■ **WHAT THIS TASK INVOLVES**: The records that follow must be repeated verbatim, every one of them.

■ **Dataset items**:

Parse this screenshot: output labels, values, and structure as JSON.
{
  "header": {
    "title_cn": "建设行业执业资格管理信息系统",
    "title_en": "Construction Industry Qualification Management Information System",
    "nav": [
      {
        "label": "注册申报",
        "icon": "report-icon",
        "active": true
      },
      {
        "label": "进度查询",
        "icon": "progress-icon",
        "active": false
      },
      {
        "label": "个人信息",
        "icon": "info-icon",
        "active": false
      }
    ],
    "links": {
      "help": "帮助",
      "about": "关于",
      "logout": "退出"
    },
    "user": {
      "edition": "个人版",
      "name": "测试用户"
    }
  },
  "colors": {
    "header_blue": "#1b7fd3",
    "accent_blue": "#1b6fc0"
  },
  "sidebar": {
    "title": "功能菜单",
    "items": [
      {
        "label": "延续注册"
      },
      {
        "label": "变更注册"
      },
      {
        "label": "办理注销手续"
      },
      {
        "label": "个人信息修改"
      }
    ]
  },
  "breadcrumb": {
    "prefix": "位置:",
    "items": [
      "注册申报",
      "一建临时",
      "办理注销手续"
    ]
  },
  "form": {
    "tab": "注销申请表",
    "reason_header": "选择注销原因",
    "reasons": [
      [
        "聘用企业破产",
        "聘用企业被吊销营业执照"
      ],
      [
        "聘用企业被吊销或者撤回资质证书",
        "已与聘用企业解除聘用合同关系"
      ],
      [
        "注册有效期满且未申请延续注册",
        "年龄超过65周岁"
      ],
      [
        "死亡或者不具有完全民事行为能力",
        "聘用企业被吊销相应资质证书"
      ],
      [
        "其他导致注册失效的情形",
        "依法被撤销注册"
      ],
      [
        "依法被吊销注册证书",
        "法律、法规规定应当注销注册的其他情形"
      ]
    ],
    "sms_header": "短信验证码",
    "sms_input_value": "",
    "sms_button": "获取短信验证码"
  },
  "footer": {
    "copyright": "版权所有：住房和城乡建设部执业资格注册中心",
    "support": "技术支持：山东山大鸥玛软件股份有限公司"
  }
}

■ **RESPONSE**:
Parse this screenshot: output labels, values, and structure as JSON.
{
  "header": {
    "title_cn": "建设行业执业资格管理信息系统",
    "title_en": "Construction Industry Qualification Management Information System",
    "nav": [
      {
        "label": "注册申报",
        "icon": "report-icon",
        "active": true
      },
      {
        "label": "进度查询",
        "icon": "progress-icon",
        "active": false
      },
      {
        "label": "个人信息",
        "icon": "info-icon",
        "active": false
      }
    ],
    "links": {
      "help": "帮助",
      "about": "关于",
      "logout": "退出"
    },
    "user": {
      "edition": "个人版",
      "name": "测试用户"
    }
  },
  "colors": {
    "header_blue": "#1b7fd3",
    "accent_blue": "#1b6fc0"
  },
  "sidebar": {
    "title": "功能菜单",
    "items": [
      {
        "label": "延续注册"
      },
      {
        "label": "变更注册"
      },
      {
        "label": "办理注销手续"
      },
      {
        "label": "个人信息修改"
      }
    ]
  },
  "breadcrumb": {
    "prefix": "位置:",
    "items": [
      "注册申报",
      "一建临时",
      "办理注销手续"
    ]
  },
  "form": {
    "tab": "注销申请表",
    "reason_header": "选择注销原因",
    "reasons": [
      [
        "聘用企业破产",
        "聘用企业被吊销营业执照"
      ],
      [
        "聘用企业被吊销或者撤回资质证书",
        "已与聘用企业解除聘用合同关系"
      ],
      [
        "注册有效期满且未申请延续注册",
        "年龄超过65周岁"
      ],
      [
        "死亡或者不具有完全民事行为能力",
        "聘用企业被吊销相应资质证书"
      ],
      [
        "其他导致注册失效的情形",
        "依法被撤销注册"
      ],
      [
        "依法被吊销注册证书",
        "法律、法规规定应当注销注册的其他情形"
      ]
    ],
    "sms_header": "短信验证码",
    "sms_input_value": "",
    "sms_button": "获取短信验证码"
  },
  "footer": {
    "copyright": "版权所有：住房和城乡建设部执业资格注册中心",
    "support": "技术支持：山东山大鸥玛软件股份有限公司"
  }
}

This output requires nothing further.